▼

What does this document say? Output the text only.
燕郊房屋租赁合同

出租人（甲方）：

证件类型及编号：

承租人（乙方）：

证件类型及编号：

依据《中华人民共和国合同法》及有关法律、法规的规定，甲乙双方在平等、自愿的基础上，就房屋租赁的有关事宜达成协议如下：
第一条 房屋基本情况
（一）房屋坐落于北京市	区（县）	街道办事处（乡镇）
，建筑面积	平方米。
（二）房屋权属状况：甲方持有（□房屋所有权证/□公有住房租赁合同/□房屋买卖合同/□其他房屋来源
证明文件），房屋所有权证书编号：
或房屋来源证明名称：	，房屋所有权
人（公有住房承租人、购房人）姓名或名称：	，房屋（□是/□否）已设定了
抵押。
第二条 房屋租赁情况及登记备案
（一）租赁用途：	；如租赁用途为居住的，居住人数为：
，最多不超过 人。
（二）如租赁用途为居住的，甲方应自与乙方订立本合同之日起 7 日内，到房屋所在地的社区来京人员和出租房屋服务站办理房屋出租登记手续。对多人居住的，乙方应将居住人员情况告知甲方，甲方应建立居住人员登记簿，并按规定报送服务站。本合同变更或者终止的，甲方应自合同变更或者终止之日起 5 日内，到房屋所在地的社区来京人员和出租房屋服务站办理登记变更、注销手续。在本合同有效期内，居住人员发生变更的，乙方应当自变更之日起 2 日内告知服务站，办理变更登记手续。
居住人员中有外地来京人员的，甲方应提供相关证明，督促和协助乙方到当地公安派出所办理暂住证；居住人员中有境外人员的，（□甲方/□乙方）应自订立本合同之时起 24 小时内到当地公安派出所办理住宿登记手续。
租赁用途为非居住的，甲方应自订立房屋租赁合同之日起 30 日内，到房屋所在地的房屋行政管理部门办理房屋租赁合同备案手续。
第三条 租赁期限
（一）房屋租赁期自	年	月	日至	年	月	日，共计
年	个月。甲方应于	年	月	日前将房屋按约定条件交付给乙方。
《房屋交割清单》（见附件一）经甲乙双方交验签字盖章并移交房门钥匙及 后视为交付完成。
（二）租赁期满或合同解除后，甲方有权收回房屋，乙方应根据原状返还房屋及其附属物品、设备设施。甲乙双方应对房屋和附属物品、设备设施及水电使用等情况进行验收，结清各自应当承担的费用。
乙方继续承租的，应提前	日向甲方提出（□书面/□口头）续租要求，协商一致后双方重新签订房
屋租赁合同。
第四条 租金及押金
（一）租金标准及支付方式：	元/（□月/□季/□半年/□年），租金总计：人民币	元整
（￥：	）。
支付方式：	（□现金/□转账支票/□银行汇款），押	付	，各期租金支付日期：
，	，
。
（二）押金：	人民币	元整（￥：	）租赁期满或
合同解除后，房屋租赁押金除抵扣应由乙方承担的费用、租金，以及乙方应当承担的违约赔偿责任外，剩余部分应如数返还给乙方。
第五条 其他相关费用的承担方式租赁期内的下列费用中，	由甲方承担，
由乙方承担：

▲

> _PROBLEM DESCRIPTION_:
Look through the data and gather every line with the string "如租赁用途为居住的" in it.

> _TASK RESPONSE_:
（一）租赁用途：	；如租赁用途为居住的，居住人数为：
（二）如租赁用途为居住的，甲方应自与乙方订立本合同之日起 7 日内，到房屋所在地的社区来京人员和出租房屋服务站办理房屋出租登记手续。对多人居住的，乙方应将居住人员情况告知甲方，甲方应建立居住人员登记簿，并按规定报送服务站。本合同变更或者终止的，甲方应自合同变更或者终止之日起 5 日内，到房屋所在地的社区来京人员和出租房屋服务站办理登记变更、注销手续。在本合同有效期内，居住人员发生变更的，乙方应当自变更之日起 2 日内告知服务站，办理变更登记手续。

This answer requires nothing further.